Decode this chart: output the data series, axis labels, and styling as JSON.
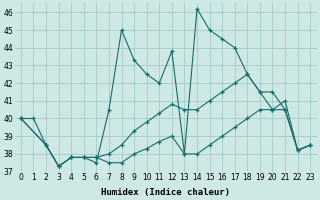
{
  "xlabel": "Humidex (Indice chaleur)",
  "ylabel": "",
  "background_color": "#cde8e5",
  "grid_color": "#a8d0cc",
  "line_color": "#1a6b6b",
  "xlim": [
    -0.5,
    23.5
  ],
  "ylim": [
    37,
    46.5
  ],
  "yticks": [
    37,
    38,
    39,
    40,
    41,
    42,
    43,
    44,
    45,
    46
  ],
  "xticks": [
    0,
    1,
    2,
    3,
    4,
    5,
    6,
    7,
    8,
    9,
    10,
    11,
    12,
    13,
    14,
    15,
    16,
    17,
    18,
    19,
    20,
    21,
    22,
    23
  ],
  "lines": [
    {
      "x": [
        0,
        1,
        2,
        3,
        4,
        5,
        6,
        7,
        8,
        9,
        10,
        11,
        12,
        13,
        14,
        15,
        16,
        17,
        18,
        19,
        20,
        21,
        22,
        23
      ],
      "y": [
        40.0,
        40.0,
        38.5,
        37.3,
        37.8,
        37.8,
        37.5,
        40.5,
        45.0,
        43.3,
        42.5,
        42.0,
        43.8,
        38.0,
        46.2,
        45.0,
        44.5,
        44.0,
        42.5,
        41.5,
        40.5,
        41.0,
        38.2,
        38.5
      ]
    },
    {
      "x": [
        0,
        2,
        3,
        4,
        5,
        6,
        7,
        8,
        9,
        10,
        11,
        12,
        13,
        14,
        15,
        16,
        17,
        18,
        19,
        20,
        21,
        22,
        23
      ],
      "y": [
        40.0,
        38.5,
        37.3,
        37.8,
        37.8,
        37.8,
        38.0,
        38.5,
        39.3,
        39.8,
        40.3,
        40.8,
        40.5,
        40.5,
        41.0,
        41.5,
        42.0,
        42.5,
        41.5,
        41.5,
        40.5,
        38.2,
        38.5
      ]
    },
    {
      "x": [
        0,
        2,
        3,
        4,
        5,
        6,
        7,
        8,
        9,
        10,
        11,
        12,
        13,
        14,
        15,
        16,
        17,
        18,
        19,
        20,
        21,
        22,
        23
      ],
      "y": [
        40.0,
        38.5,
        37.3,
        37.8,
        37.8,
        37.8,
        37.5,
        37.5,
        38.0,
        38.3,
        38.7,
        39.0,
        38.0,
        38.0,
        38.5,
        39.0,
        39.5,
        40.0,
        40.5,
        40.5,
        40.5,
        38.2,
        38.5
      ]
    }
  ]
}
=-=-=
**SHORT PROBLEM:** Keep the pictures out of your copy, and repeat every entry above exactly.

**ANSWER TO THIS PROBLEM:**
Decode this chart: output the data series, axis labels, and styling as JSON.
{
  "xlabel": "Humidex (Indice chaleur)",
  "ylabel": "",
  "background_color": "#cde8e5",
  "grid_color": "#a8d0cc",
  "line_color": "#1a6b6b",
  "xlim": [
    -0.5,
    23.5
  ],
  "ylim": [
    37,
    46.5
  ],
  "yticks": [
    37,
    38,
    39,
    40,
    41,
    42,
    43,
    44,
    45,
    46
  ],
  "xticks": [
    0,
    1,
    2,
    3,
    4,
    5,
    6,
    7,
    8,
    9,
    10,
    11,
    12,
    13,
    14,
    15,
    16,
    17,
    18,
    19,
    20,
    21,
    22,
    23
  ],
  "lines": [
    {
      "x": [
        0,
        1,
        2,
        3,
        4,
        5,
        6,
        7,
        8,
        9,
        10,
        11,
        12,
        13,
        14,
        15,
        16,
        17,
        18,
        19,
        20,
        21,
        22,
        23
      ],
      "y": [
        40.0,
        40.0,
        38.5,
        37.3,
        37.8,
        37.8,
        37.5,
        40.5,
        45.0,
        43.3,
        42.5,
        42.0,
        43.8,
        38.0,
        46.2,
        45.0,
        44.5,
        44.0,
        42.5,
        41.5,
        40.5,
        41.0,
        38.2,
        38.5
      ]
    },
    {
      "x": [
        0,
        2,
        3,
        4,
        5,
        6,
        7,
        8,
        9,
        10,
        11,
        12,
        13,
        14,
        15,
        16,
        17,
        18,
        19,
        20,
        21,
        22,
        23
      ],
      "y": [
        40.0,
        38.5,
        37.3,
        37.8,
        37.8,
        37.8,
        38.0,
        38.5,
        39.3,
        39.8,
        40.3,
        40.8,
        40.5,
        40.5,
        41.0,
        41.5,
        42.0,
        42.5,
        41.5,
        41.5,
        40.5,
        38.2,
        38.5
      ]
    },
    {
      "x": [
        0,
        2,
        3,
        4,
        5,
        6,
        7,
        8,
        9,
        10,
        11,
        12,
        13,
        14,
        15,
        16,
        17,
        18,
        19,
        20,
        21,
        22,
        23
      ],
      "y": [
        40.0,
        38.5,
        37.3,
        37.8,
        37.8,
        37.8,
        37.5,
        37.5,
        38.0,
        38.3,
        38.7,
        39.0,
        38.0,
        38.0,
        38.5,
        39.0,
        39.5,
        40.0,
        40.5,
        40.5,
        40.5,
        38.2,
        38.5
      ]
    }
  ]
}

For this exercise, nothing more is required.